Collect all lines containing the word "norske" from the data.

━━━━━━━━━━━━━━━━

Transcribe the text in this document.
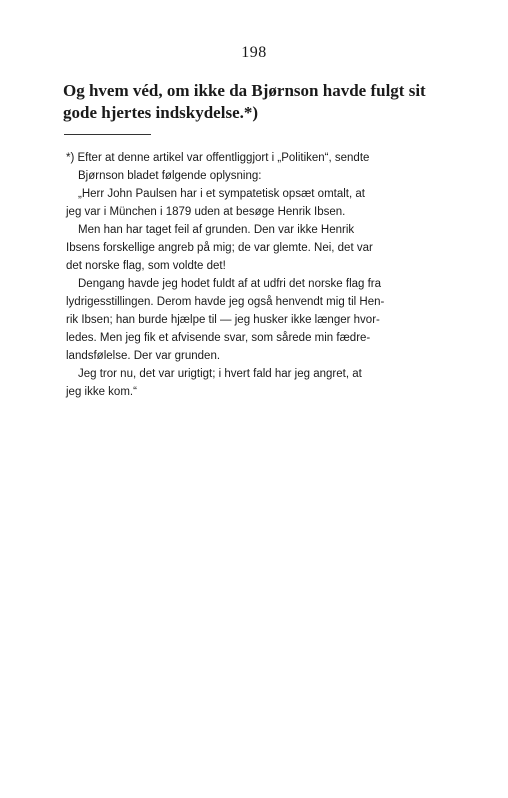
198
Og hvem véd, om ikke da Bjørnson havde fulgt sit
gode hjertes indskydelse.*)
*) Efter at denne artikel var offentliggjort i „Politiken“, sendte
Bjørnson bladet følgende oplysning:
„Herr John Paulsen har i et sympatetisk opsæt omtalt, at
jeg var i München i 1879 uden at besøge Henrik Ibsen.
Men han har taget feil af grunden. Den var ikke Henrik
Ibsens forskellige angreb på mig; de var glemte. Nei, det var
det norske flag, som voldte det!
Dengang havde jeg hodet fuldt af at udfri det norske flag fra
lydrigesstillingen. Derom havde jeg også henvendt mig til Hen-
rik Ibsen; han burde hjælpe til — jeg husker ikke længer hvor-
ledes. Men jeg fik et afvisende svar, som sårede min fædre-
landsfølelse. Der var grunden.
Jeg tror nu, det var urigtigt; i hvert fald har jeg angret, at
jeg ikke kom.“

━━━━━━━━━━━━━━━━

## Task answer
det norske flag, som voldte det!
Dengang havde jeg hodet fuldt af at udfri det norske flag fra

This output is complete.